━━━ Dataset extract

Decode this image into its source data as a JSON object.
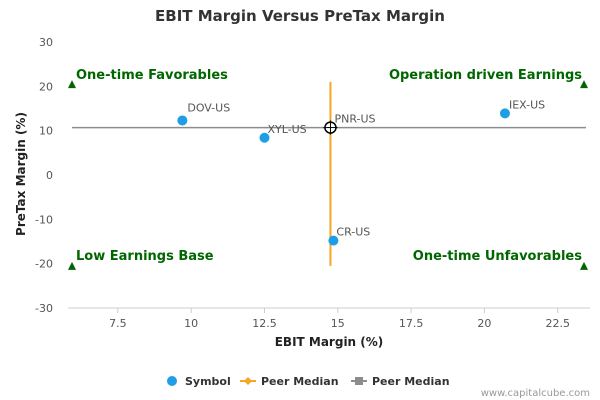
{
  "chart_data": {
    "type": "scatter",
    "title": "EBIT Margin Versus PreTax Margin",
    "xlabel": "EBIT Margin (%)",
    "ylabel": "PreTax Margin (%)",
    "xlim": [
      5.8,
      23.6
    ],
    "ylim": [
      -30,
      30
    ],
    "xticks": [
      7.5,
      10,
      12.5,
      15,
      17.5,
      20,
      22.5
    ],
    "xtick_labels": [
      "7.5",
      "10",
      "12.5",
      "15",
      "17.5",
      "20",
      "22.5"
    ],
    "yticks": [
      30,
      20,
      10,
      0,
      -10,
      -20,
      -30
    ],
    "ytick_labels": [
      "30",
      "20",
      "10",
      "0",
      "-10",
      "-20",
      "-30"
    ],
    "grid": false,
    "points": [
      {
        "label": "DOV-US",
        "x": 9.7,
        "y": 12.3
      },
      {
        "label": "XYL-US",
        "x": 12.5,
        "y": 8.4
      },
      {
        "label": "IEX-US",
        "x": 20.7,
        "y": 13.9
      },
      {
        "label": "CR-US",
        "x": 14.85,
        "y": -14.8
      },
      {
        "label": "PNR-US",
        "x": 14.75,
        "y": 10.7,
        "highlight": true
      }
    ],
    "peer_median_x": 14.75,
    "peer_median_y": 10.7,
    "peer_line_x_range": [
      -20.5,
      21
    ],
    "quadrant_labels": {
      "top_left": "One-time Favorables",
      "top_right": "Operation driven Earnings",
      "bottom_left": "Low Earnings Base",
      "bottom_right": "One-time Unfavorables"
    },
    "legend": [
      {
        "label": "Symbol",
        "marker": "circle",
        "color": "#1f9ee8"
      },
      {
        "label": "Peer Median",
        "marker": "diamond-line",
        "color": "#f5a623"
      },
      {
        "label": "Peer Median",
        "marker": "square-line",
        "color": "#8c8c8c"
      }
    ],
    "legend_position": "bottom",
    "colors": {
      "point": "#1f9ee8",
      "vline": "#f5a623",
      "hline": "#8c8c8c",
      "quadrant": "#006600",
      "axis": "#cccccc"
    }
  },
  "credit": "www.capitalcube.com"
}
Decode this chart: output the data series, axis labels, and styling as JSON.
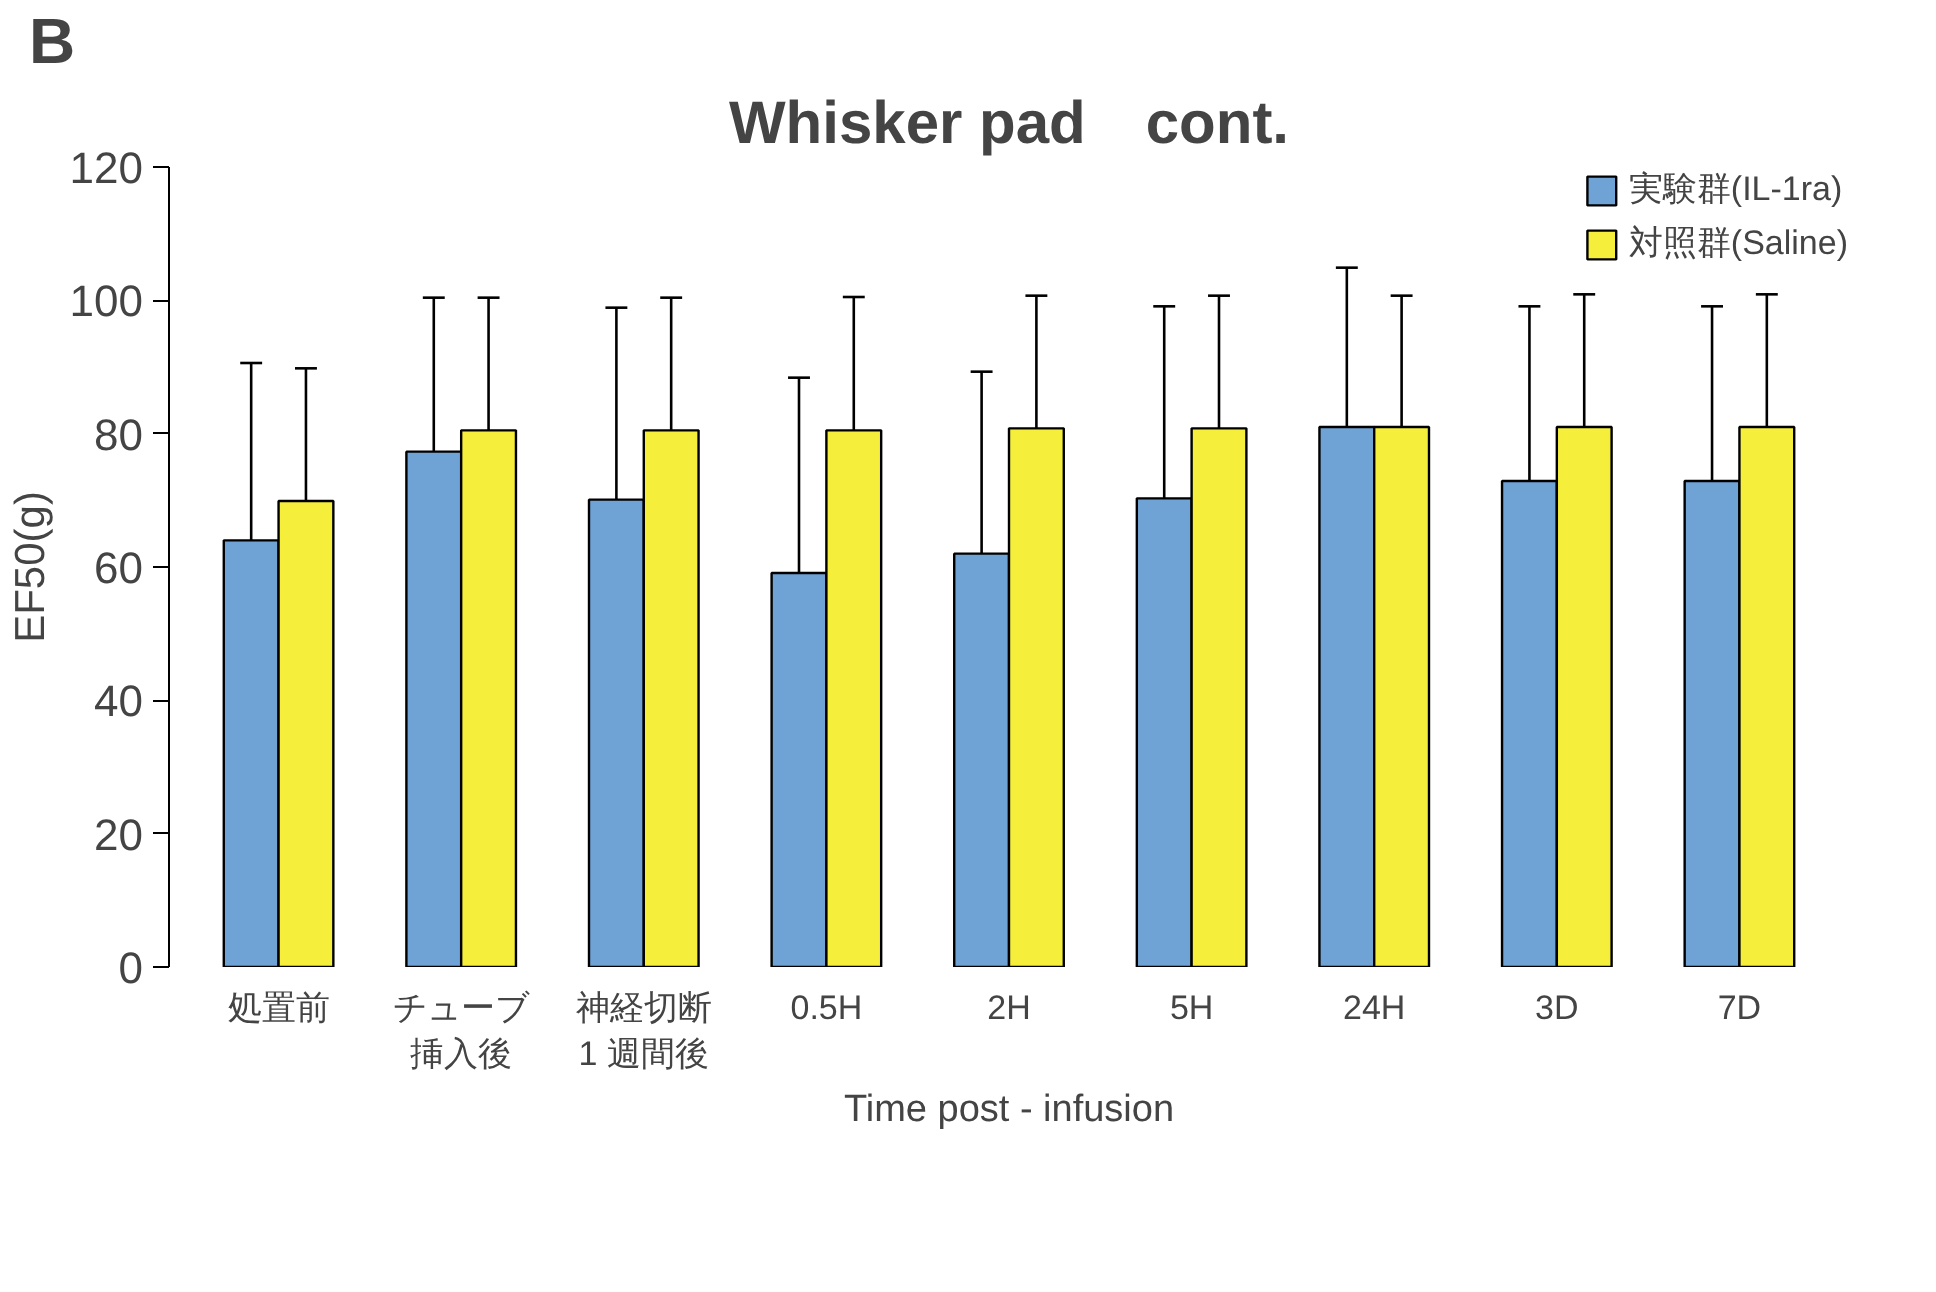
{
  "chart_data": {
    "type": "bar",
    "title": "Whisker pad　cont.",
    "ylabel": "EF50(g)",
    "xlabel": "Time post - infusion",
    "annotations": [
      "B"
    ],
    "categories": [
      "処置前",
      "チューブ挿入後",
      "神経切断1 週間後",
      "0.5H",
      "2H",
      "5H",
      "24H",
      "3D",
      "7D"
    ],
    "series": [
      {
        "name": "実験群(IL-1ra)",
        "color": "#6fa3d6",
        "values": [
          64,
          77.3,
          70.1,
          59.1,
          62,
          70.3,
          81,
          72.9,
          72.9
        ],
        "errors": [
          [
            64,
            90.6
          ],
          [
            77.3,
            100.4
          ],
          [
            70.1,
            98.9
          ],
          [
            59.1,
            88.4
          ],
          [
            62,
            89.3
          ],
          [
            70.3,
            99.1
          ],
          [
            81,
            104.9
          ],
          [
            72.9,
            99.1
          ],
          [
            72.9,
            99.1
          ]
        ]
      },
      {
        "name": "対照群(Saline)",
        "color": "#f5ef3c",
        "values": [
          69.9,
          80.5,
          80.5,
          80.5,
          80.8,
          80.8,
          81,
          81,
          81
        ],
        "errors": [
          [
            69.9,
            89.8
          ],
          [
            80.5,
            100.4
          ],
          [
            80.5,
            100.4
          ],
          [
            80.5,
            100.5
          ],
          [
            80.8,
            100.7
          ],
          [
            80.8,
            100.7
          ],
          [
            81,
            100.7
          ],
          [
            81,
            100.9
          ],
          [
            81,
            100.9
          ]
        ]
      }
    ],
    "ylim": [
      0,
      120
    ],
    "yticks": [
      0,
      20,
      40,
      60,
      80,
      100,
      120
    ],
    "grid": false,
    "legend": "top right"
  }
}
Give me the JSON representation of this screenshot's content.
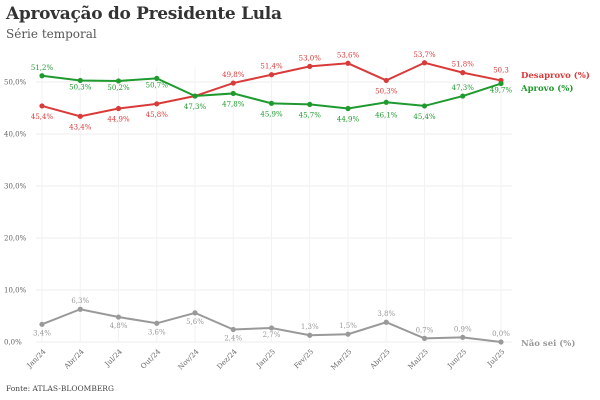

━━━━━━

__Your instructions__
Identify the lines that contain the string "this", and copy every one of them.

__Reply__
Decode this image into its source data as a JSON object.
Decode this chart: output the data series, axis labels, and styling as JSON.
Give me the JSON representation of this screenshot's content.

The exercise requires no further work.